→ **Data extract**:
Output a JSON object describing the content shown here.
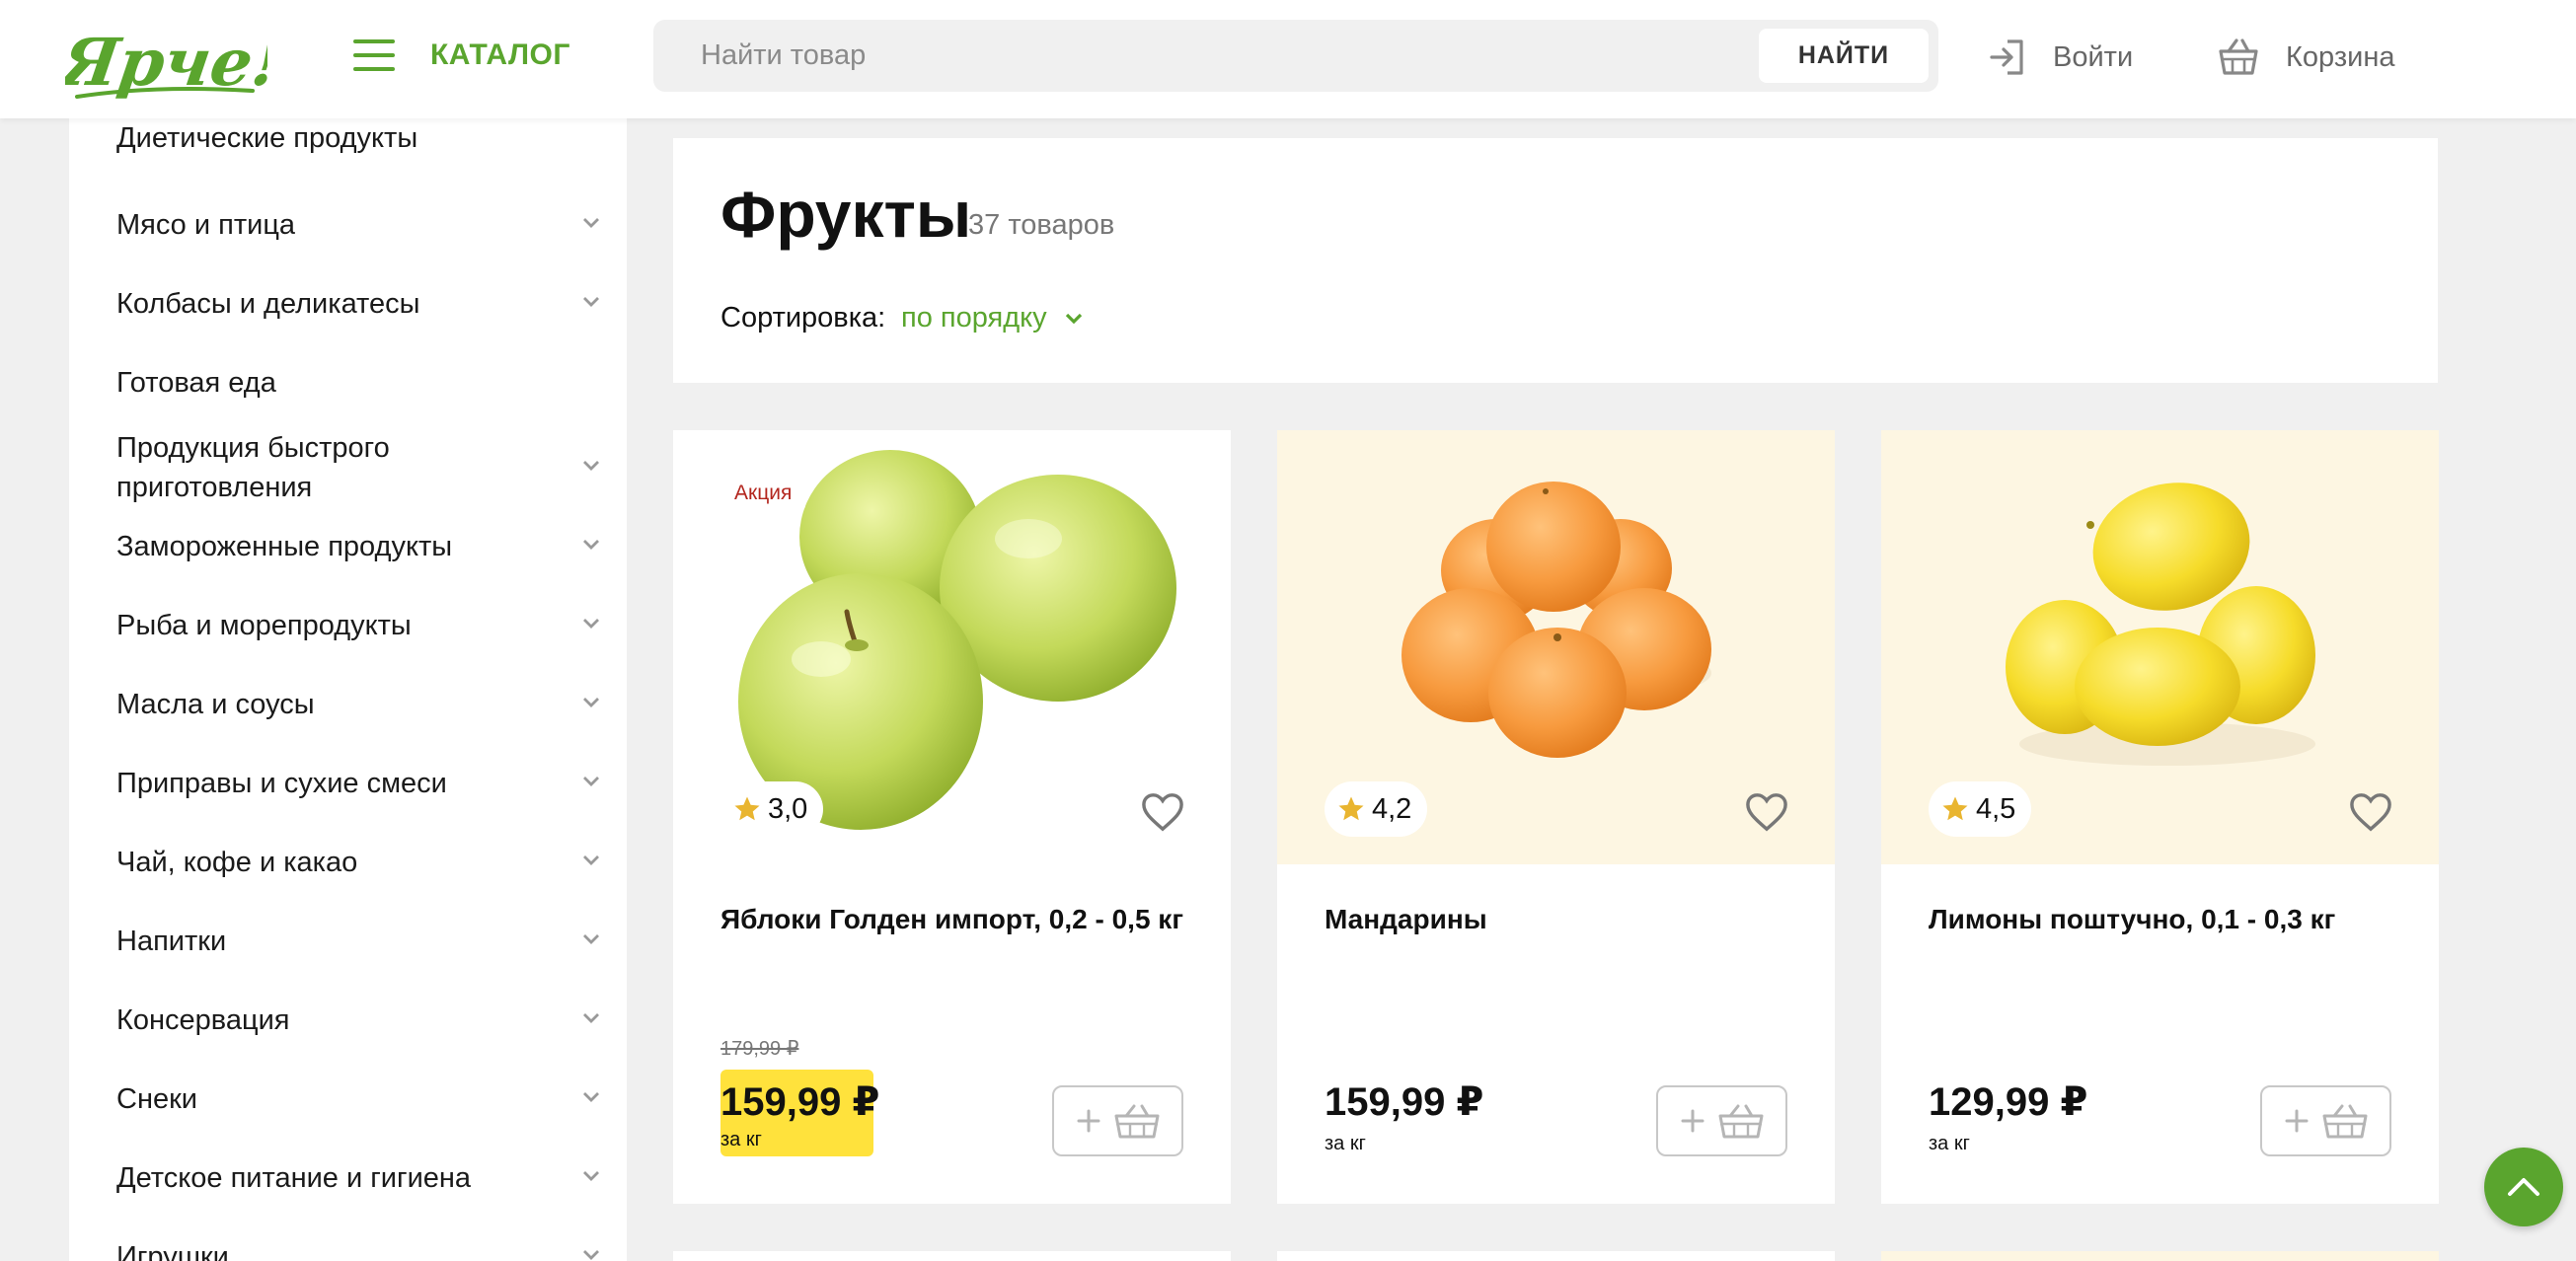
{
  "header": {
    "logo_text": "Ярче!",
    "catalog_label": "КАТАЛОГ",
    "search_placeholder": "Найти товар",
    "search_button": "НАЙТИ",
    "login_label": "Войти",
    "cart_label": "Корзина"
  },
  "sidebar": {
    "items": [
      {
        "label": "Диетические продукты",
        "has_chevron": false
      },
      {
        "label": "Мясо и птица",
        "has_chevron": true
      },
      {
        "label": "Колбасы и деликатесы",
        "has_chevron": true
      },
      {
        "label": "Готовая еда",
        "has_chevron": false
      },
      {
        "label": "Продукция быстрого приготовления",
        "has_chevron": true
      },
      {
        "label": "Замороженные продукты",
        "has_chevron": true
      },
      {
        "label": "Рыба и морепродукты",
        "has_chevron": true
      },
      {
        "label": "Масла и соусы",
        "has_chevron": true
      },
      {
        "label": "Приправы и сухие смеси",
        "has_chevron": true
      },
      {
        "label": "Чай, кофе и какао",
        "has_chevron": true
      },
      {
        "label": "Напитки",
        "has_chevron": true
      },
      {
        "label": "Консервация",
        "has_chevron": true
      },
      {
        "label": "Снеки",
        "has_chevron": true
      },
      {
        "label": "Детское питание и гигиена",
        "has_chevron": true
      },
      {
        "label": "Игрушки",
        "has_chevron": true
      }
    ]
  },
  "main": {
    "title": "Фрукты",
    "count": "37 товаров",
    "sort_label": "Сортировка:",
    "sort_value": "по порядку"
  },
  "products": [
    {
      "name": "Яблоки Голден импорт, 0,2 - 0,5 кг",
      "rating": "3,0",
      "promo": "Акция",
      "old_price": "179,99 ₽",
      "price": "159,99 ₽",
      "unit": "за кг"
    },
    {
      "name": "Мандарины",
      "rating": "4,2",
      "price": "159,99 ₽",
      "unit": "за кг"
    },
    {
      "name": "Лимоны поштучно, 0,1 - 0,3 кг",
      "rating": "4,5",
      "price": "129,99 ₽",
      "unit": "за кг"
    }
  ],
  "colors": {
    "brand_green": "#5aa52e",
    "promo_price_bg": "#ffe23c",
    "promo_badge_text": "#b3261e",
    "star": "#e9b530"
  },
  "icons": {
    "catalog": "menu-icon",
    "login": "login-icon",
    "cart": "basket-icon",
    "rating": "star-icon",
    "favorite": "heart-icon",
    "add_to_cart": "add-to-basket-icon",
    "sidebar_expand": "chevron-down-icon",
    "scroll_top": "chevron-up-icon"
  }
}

→ **Prompt**:
Omit every picture while copying the listing above exactly.

→ **Right answer**:
Output a JSON object describing the content shown here.
{
  "header": {
    "logo_text": "Ярче!",
    "catalog_label": "КАТАЛОГ",
    "search_placeholder": "Найти товар",
    "search_button": "НАЙТИ",
    "login_label": "Войти",
    "cart_label": "Корзина"
  },
  "sidebar": {
    "items": [
      {
        "label": "Диетические продукты",
        "has_chevron": false
      },
      {
        "label": "Мясо и птица",
        "has_chevron": true
      },
      {
        "label": "Колбасы и деликатесы",
        "has_chevron": true
      },
      {
        "label": "Готовая еда",
        "has_chevron": false
      },
      {
        "label": "Продукция быстрого приготовления",
        "has_chevron": true
      },
      {
        "label": "Замороженные продукты",
        "has_chevron": true
      },
      {
        "label": "Рыба и морепродукты",
        "has_chevron": true
      },
      {
        "label": "Масла и соусы",
        "has_chevron": true
      },
      {
        "label": "Приправы и сухие смеси",
        "has_chevron": true
      },
      {
        "label": "Чай, кофе и какао",
        "has_chevron": true
      },
      {
        "label": "Напитки",
        "has_chevron": true
      },
      {
        "label": "Консервация",
        "has_chevron": true
      },
      {
        "label": "Снеки",
        "has_chevron": true
      },
      {
        "label": "Детское питание и гигиена",
        "has_chevron": true
      },
      {
        "label": "Игрушки",
        "has_chevron": true
      }
    ]
  },
  "main": {
    "title": "Фрукты",
    "count": "37 товаров",
    "sort_label": "Сортировка:",
    "sort_value": "по порядку"
  },
  "products": [
    {
      "name": "Яблоки Голден импорт, 0,2 - 0,5 кг",
      "rating": "3,0",
      "promo": "Акция",
      "old_price": "179,99 ₽",
      "price": "159,99 ₽",
      "unit": "за кг"
    },
    {
      "name": "Мандарины",
      "rating": "4,2",
      "price": "159,99 ₽",
      "unit": "за кг"
    },
    {
      "name": "Лимоны поштучно, 0,1 - 0,3 кг",
      "rating": "4,5",
      "price": "129,99 ₽",
      "unit": "за кг"
    }
  ],
  "colors": {
    "brand_green": "#5aa52e",
    "promo_price_bg": "#ffe23c",
    "promo_badge_text": "#b3261e",
    "star": "#e9b530"
  },
  "icons": {
    "catalog": "menu-icon",
    "login": "login-icon",
    "cart": "basket-icon",
    "rating": "star-icon",
    "favorite": "heart-icon",
    "add_to_cart": "add-to-basket-icon",
    "sidebar_expand": "chevron-down-icon",
    "scroll_top": "chevron-up-icon"
  }
}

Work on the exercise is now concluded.